>>>

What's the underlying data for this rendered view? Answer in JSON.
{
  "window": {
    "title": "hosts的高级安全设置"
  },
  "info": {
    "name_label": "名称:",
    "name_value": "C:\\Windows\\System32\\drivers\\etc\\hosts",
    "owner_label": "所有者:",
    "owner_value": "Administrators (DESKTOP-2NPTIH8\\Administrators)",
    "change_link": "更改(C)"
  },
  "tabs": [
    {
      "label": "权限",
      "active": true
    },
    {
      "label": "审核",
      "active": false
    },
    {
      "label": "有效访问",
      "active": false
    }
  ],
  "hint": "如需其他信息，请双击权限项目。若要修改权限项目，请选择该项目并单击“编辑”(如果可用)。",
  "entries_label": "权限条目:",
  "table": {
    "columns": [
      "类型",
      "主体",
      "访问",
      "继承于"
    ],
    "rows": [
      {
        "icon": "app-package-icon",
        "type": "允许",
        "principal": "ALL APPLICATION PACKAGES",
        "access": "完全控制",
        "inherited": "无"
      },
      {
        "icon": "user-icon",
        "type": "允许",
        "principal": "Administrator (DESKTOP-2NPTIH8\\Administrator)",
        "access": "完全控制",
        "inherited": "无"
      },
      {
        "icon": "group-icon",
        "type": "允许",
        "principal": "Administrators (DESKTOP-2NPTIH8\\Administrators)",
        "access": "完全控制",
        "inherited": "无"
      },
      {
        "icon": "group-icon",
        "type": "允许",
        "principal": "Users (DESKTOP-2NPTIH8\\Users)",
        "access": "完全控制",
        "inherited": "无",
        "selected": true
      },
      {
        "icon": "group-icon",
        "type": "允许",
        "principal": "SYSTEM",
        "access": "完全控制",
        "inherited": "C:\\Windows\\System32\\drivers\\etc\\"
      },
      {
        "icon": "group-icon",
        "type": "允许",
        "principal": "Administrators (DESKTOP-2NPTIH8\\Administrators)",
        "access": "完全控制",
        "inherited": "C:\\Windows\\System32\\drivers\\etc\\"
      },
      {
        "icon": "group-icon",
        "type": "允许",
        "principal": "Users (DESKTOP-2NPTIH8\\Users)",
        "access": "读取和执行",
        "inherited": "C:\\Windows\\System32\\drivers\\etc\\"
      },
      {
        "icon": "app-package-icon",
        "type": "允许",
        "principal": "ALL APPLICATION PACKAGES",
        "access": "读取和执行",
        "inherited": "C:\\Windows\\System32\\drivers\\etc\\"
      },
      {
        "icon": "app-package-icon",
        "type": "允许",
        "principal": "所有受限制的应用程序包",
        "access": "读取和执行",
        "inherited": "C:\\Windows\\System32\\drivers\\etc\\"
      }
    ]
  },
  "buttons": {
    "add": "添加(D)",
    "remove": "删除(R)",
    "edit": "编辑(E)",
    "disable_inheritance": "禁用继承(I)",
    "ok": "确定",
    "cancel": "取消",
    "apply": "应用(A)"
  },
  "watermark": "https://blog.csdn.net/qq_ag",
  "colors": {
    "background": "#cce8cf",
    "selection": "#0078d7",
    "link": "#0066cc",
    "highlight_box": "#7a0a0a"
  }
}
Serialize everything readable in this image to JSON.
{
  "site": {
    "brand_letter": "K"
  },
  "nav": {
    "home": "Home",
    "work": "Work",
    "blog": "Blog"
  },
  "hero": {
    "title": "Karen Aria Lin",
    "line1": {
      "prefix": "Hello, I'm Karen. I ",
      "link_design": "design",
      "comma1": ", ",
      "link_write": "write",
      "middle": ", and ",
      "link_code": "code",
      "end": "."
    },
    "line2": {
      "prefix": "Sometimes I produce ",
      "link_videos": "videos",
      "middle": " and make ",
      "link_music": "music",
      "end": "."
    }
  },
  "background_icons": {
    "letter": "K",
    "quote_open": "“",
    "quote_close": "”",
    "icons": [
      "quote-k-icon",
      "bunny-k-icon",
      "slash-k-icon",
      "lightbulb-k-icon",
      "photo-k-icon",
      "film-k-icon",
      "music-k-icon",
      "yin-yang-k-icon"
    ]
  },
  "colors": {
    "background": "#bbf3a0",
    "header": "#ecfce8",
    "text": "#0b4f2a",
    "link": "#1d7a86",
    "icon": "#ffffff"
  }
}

<<<

From the data above, copy out every line with the string "prefix" in it.

FINAL ANSWER –
      "prefix": "Hello, I'm Karen. I ",
      "prefix": "Sometimes I produce ",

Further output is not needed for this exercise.